• _SELECTED EXTRACT_:
---
In [97]:
import pandas as pd 
import numpy as np

In [98]:
nbins = 16
test = "test6"
fdata = "test/" + test + "_data.csv"
fquery = "test/" + test + "_query.csv"

In [99]:
data = pd.read_csv(fdata)
data.head()

Unnamed: 0,QUANTITY,TAX
0,17,0.02
1,36,0.06
2,8,0.02
3,28,0.06
4,24,0.04


In [100]:
query = pd.read_csv(fquery)
query.head()

Unnamed: 0,lb1,lb2,ub1,ub2,GT
0,19.155929,0.02118,31.666566,0.033354,8139.0
1,13.940659,0.061838,47.710976,0.075778,23468.0
2,2.573148,0.054048,47.615124,0.066391,31066.0
3,2.582024,0.008924,15.99305,0.037829,26992.0
4,28.299891,0.05443,30.270209,0.072882,2709.0


In [101]:
data_max = data.max()
data_min = data.min()
data = (data - data_min) / (data_max - data_min)
data.head()

Unnamed: 0,QUANTITY,TAX
0,0.326531,0.25
1,0.714286,0.75
2,0.142857,0.25
3,0.55102,0.75
4,0.469388,0.5


In [102]:
def calculate_hist(x, y, bins):
    hist = np.zeros((bins, bins), dtype=np.float64)
    for i in range(x.shape[0]):
        X = np.trunc(bins * x[i]).astype(np.int64)
        if (X == bins):
            X = X - 1 
        Y = np.trunc(bins * y[i]).astype(np.int64)
        if (Y == bins):
            Y = Y - 1
        hist[X][Y] = hist[X][Y] + 1 
    return hist

In [103]:
def query_quantization(x, bins):
    X = x * bins
    nX = np.trunc(X).astype(np.int64)
    if (nX == bins):
        nX = nX - 1
    rX = (X - nX).astype(np.float64)
    return nX, rX

In [104]:
def calculate_prefix(hist):
    prefix = np.zeros(hist.shape)
---
• _EXERCISE INSTRUCTIONS_:
1. In the histogram notebook, what value is assigned to nbins?
2. Output the histogram notebook, beginning at the words "query.head()" and stopping after "(data_max - data_min)".
3. Pick up the histogram notebook after its last shown line and continue the code.
---
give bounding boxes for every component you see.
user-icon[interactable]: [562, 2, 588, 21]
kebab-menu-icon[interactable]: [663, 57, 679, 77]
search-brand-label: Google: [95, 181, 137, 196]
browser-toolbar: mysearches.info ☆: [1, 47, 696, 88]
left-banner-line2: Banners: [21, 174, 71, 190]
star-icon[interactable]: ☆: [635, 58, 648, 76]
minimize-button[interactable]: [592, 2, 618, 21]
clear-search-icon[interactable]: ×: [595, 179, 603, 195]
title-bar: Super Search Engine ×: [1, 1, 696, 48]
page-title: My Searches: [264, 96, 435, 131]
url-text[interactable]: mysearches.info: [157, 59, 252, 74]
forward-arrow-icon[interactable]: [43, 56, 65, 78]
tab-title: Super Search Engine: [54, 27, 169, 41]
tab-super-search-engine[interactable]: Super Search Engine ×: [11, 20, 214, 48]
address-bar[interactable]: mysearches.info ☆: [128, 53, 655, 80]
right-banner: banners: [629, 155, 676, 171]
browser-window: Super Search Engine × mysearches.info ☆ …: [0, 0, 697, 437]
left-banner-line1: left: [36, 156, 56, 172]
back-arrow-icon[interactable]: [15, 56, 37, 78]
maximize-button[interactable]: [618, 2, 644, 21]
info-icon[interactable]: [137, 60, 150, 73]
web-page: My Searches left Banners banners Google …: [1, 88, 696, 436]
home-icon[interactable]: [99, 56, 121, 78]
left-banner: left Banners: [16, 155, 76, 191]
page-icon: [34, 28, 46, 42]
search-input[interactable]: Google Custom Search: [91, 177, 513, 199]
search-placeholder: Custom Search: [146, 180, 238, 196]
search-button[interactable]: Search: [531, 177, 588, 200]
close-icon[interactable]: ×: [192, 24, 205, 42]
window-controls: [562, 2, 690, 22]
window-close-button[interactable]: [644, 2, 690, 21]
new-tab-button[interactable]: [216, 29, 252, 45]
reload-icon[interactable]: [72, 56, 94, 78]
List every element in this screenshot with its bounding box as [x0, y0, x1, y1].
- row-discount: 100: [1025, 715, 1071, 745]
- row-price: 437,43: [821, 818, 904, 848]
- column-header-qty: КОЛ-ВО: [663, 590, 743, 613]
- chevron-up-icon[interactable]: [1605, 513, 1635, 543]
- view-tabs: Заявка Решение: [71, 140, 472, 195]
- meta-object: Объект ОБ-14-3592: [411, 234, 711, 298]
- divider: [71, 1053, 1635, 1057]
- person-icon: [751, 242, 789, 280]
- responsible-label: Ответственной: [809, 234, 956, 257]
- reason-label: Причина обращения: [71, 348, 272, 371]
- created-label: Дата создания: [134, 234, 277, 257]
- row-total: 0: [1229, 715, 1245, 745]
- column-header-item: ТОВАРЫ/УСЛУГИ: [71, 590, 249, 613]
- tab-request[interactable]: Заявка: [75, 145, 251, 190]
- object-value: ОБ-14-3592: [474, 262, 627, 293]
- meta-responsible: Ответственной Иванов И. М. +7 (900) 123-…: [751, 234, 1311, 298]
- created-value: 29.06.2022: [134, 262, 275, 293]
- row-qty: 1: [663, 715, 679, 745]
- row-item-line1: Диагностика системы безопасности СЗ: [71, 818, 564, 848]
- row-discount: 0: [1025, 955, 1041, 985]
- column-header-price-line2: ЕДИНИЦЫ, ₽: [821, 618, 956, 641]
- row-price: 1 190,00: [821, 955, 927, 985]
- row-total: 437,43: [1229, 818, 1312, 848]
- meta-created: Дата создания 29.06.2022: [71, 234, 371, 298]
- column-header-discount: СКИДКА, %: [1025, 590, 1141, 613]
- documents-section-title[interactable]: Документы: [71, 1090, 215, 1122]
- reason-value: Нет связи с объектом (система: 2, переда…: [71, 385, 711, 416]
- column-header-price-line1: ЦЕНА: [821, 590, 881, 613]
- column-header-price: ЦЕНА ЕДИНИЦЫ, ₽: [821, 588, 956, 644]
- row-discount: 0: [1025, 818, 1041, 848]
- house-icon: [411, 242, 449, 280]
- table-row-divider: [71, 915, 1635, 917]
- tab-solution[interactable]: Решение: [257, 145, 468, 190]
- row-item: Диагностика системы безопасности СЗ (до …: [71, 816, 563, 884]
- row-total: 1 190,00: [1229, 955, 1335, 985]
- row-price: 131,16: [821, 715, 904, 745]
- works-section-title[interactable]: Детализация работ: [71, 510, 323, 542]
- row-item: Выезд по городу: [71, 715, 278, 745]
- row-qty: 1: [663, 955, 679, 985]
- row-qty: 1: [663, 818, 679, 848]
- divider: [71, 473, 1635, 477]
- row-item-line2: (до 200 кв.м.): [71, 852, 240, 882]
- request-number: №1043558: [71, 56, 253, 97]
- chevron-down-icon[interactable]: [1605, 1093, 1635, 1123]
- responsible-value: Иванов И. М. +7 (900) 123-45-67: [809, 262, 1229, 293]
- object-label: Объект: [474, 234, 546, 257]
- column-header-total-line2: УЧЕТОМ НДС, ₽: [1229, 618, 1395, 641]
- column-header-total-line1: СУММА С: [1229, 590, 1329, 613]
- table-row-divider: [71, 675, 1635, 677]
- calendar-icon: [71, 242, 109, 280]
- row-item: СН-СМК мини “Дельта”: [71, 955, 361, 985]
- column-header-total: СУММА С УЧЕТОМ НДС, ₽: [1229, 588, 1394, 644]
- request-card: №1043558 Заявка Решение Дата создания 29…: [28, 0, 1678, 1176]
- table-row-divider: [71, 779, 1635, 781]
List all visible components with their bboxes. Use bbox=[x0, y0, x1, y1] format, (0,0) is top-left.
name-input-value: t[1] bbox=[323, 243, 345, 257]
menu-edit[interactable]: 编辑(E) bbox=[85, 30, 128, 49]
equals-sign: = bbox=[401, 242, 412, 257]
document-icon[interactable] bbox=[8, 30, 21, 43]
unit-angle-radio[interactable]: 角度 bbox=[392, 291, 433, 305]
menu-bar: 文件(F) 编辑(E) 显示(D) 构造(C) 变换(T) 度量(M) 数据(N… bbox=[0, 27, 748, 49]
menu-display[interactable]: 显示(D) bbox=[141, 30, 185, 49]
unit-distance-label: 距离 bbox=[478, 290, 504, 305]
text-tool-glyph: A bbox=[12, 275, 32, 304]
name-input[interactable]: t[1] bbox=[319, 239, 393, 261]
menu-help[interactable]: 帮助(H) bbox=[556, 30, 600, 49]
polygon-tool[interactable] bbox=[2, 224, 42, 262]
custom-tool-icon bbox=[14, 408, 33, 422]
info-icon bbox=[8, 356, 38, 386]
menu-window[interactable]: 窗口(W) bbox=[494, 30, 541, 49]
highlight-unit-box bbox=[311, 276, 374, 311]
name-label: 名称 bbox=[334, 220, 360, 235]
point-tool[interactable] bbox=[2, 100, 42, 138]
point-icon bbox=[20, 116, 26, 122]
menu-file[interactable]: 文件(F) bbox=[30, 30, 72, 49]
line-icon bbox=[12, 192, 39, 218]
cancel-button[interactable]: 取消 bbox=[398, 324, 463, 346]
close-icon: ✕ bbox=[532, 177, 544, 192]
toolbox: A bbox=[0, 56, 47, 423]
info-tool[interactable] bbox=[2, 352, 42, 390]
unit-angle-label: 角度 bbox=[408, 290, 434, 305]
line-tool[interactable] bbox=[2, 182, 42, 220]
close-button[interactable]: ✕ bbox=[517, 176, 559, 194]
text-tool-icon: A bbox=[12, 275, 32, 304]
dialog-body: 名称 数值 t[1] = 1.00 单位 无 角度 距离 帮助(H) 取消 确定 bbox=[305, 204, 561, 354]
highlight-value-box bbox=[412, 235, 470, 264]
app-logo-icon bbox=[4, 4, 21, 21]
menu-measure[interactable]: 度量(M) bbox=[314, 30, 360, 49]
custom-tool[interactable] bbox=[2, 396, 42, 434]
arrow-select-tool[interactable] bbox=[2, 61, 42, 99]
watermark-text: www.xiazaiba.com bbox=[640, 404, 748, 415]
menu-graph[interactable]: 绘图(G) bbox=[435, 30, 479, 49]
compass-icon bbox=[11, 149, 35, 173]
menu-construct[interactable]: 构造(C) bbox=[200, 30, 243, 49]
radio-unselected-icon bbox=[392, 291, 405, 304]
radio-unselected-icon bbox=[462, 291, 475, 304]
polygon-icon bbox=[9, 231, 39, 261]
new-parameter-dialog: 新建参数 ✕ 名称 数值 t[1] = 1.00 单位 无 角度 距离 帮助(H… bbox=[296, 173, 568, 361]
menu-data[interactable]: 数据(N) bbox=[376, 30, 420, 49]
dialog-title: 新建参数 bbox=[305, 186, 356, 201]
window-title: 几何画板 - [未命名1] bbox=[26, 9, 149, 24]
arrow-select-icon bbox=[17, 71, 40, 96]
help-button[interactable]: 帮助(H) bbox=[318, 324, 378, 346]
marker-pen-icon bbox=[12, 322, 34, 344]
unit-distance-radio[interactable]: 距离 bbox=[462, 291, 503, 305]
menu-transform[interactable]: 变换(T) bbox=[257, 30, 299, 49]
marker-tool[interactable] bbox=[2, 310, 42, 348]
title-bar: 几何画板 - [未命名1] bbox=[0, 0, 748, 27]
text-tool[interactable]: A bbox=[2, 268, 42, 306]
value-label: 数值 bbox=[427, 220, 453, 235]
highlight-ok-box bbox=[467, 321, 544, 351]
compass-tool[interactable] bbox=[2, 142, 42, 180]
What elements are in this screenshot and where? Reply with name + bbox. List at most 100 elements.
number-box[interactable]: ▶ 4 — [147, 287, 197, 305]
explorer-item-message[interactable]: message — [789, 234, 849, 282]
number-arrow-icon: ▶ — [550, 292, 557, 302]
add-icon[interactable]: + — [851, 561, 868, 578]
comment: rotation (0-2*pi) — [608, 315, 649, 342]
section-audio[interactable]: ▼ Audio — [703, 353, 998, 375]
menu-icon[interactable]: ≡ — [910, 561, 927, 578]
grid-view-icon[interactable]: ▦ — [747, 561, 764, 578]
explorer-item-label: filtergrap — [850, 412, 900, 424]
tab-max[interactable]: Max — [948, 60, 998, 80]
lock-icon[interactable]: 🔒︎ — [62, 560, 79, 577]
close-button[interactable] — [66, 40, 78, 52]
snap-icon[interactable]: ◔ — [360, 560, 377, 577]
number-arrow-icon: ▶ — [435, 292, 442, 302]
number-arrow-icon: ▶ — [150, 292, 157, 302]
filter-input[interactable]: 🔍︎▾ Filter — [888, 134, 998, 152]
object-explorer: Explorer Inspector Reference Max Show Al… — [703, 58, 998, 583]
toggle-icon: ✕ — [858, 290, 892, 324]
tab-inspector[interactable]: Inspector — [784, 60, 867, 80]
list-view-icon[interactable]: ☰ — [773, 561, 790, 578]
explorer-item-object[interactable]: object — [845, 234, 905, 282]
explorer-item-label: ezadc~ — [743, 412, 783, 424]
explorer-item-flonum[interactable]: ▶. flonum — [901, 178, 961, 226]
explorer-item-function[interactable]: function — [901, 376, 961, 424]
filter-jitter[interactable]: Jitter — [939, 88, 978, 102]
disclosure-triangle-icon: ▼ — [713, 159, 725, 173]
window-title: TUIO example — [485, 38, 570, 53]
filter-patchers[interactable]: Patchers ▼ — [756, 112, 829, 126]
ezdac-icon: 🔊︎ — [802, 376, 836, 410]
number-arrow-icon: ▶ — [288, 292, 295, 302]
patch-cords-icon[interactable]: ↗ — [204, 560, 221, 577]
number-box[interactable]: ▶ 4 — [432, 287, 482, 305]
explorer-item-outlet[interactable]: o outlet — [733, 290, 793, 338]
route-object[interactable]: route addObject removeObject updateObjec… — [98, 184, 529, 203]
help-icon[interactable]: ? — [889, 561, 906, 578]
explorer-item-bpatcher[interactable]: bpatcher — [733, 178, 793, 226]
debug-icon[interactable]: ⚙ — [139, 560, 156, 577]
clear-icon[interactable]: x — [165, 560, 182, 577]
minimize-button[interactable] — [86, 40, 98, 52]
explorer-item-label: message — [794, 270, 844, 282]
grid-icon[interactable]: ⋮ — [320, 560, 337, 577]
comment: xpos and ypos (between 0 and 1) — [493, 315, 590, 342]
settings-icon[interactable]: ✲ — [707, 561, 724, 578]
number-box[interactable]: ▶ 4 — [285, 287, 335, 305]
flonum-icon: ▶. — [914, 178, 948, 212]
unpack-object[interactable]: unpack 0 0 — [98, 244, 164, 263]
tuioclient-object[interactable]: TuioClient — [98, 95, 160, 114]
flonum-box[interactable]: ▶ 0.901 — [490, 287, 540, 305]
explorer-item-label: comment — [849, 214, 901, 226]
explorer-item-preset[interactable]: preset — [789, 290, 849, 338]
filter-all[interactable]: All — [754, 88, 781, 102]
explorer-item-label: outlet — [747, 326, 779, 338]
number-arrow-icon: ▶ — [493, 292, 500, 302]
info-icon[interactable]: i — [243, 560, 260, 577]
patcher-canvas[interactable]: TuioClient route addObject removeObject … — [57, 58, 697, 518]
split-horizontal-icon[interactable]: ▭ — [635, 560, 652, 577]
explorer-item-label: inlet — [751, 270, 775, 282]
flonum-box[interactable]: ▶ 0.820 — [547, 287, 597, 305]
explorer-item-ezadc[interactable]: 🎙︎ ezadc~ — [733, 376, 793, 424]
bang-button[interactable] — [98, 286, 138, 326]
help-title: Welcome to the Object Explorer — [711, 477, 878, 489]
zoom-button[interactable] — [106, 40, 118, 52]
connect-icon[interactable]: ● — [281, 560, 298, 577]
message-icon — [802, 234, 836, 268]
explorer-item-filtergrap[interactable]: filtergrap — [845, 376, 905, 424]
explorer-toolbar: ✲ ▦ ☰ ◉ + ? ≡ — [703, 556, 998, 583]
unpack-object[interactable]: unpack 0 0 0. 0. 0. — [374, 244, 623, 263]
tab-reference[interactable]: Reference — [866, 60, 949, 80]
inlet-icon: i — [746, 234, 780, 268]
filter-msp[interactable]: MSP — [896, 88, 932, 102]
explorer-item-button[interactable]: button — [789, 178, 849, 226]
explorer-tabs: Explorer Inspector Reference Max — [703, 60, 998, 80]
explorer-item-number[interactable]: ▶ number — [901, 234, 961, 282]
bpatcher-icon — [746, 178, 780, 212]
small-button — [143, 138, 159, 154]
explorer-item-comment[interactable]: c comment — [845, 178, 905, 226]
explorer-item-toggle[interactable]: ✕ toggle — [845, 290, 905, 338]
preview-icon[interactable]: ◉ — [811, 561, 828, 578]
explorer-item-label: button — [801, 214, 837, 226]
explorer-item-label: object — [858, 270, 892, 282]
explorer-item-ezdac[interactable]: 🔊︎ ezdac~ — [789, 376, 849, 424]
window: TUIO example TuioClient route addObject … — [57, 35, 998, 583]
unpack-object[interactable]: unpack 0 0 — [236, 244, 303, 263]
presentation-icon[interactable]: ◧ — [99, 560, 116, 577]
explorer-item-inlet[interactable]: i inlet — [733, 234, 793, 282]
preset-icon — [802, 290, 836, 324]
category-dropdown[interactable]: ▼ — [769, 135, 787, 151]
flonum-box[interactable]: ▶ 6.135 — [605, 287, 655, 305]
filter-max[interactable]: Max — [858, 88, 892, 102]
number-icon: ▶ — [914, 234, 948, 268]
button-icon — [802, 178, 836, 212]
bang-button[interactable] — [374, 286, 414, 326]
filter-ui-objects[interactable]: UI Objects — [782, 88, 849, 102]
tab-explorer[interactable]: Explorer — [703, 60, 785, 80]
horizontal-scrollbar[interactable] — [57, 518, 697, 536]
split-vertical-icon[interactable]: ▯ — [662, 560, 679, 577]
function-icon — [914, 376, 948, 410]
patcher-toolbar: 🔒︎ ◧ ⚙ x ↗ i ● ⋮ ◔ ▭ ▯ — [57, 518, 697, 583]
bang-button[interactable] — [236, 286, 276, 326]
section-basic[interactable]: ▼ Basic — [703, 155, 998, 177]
---
• _EXERCISE RESULTS_:
1. 16

2.
query.head()

Unnamed: 0,lb1,lb2,ub1,ub2,GT
0,19.155929,0.02118,31.666566,0.033354,8139.0
1,13.940659,0.061838,47.710976,0.075778,23468.0
2,2.573148,0.054048,47.615124,0.066391,31066.0
3,2.582024,0.008924,15.99305,0.037829,26992.0
4,28.299891,0.05443,30.270209,0.072882,2709.0


In [101]:
data_max = data.max()
data_min = data.min()
data = (data - data_min) / (data_max - data_min)

3.
    for i in range(prefix.shape[0]):
        for j in range(prefix.shape[0]):
            if i == 0: 
                if j == 0:
                    prefix[i][j] = hist[i][j]
                else:
                    prefix[i][j] = prefix[i][j - 1] + hist[i][j]
            else:
                if j == 0:
                    prefix[i][j] = prefix[i - 1][j] + hist[i][j]
                else:
                    prefix[i][j] = prefix[i][j - 1] + prefix[i - 1][j] - prefix[i - 1][j - 1] + hist[i][j]
    return prefix

In [105]:
def calculate_prefix_sum(prefix, x, y):
    if x == 0 or y == 0:
        return 0
    else:
        return prefix[x - 1][y - 1]

In [106]:
def calculate_baseline(prefix, qx, qy, rx, ry):
    return (1 - rx) * (1 - ry) * calculate_prefix_sum(prefix, qx, qy) +\
           rx * (1 - ry) * calculate_prefix_sum(prefix, qx + 1, qy) +\
           ry * (1 - rx) * calculate_prefix_sum(prefix, qx, qy + 1) +\
           rx * ry * calculate_prefix_sum(prefix, qx + 1, qy + 1)

In [107]:
def point_query(x, y, prefix, bins):
    qx, rx = query_quantization(x, bins)
    qy, ry = query_quantization(y, bins)
    return calculate_baseline(prefix, qx, qy, rx, ry)

In [108]:
hist = calculate_hist(data.iloc[:, 0], data.iloc[:, 1], nbins)
prefix = calculate_prefix(hist)

Qerr = []

for i in range(1000):
    lb1 = query.iloc[i]["lb1"]
    lb2 = query.iloc[i]["lb2"]
    ub1 = query.iloc[i]["ub1"]
    ub2 = query.iloc[i]["ub2"]
    GT = query.iloc[i]["GT"]

    lb1 = (lb1 - data_min) / (data_max - data_min)
    lb2 = (lb2 - data_min) / (data_max - data_min)
    ub1 = (ub1 - data_min) / (data_max - data_min)
    ub2 = (ub2 - data_min) / (data_max - data_min)

    lb1 = lb1.iloc[0].item()
    lb2 = lb2.iloc[1].item()
    ub1 = ub1.iloc[0].item()
    ub2 = ub2.iloc[1].item()
    GT = GT.item()

    est = point_query(ub1, ub2, prefix, nbins)
    est = est - point_query(lb1, ub2, prefix, nbins)
    est = est - point_query(ub1, lb2, prefix, nbins)
    est = est + point_query(lb1, lb2, prefix, nbins)

    est = int(np.trunc(est))
    est = max(est, 10)
    GT = max(GT, 10)
    qerr = max(GT / est, est / GT)
    # print(f"{est}, {GT}, {qerr}")
    Qerr.append(np.log(qerr))

print(f"GMQ: {np.exp(np.mean(Qerr))}, 95th: {np.exp(np.percentile(Qerr, 95))}")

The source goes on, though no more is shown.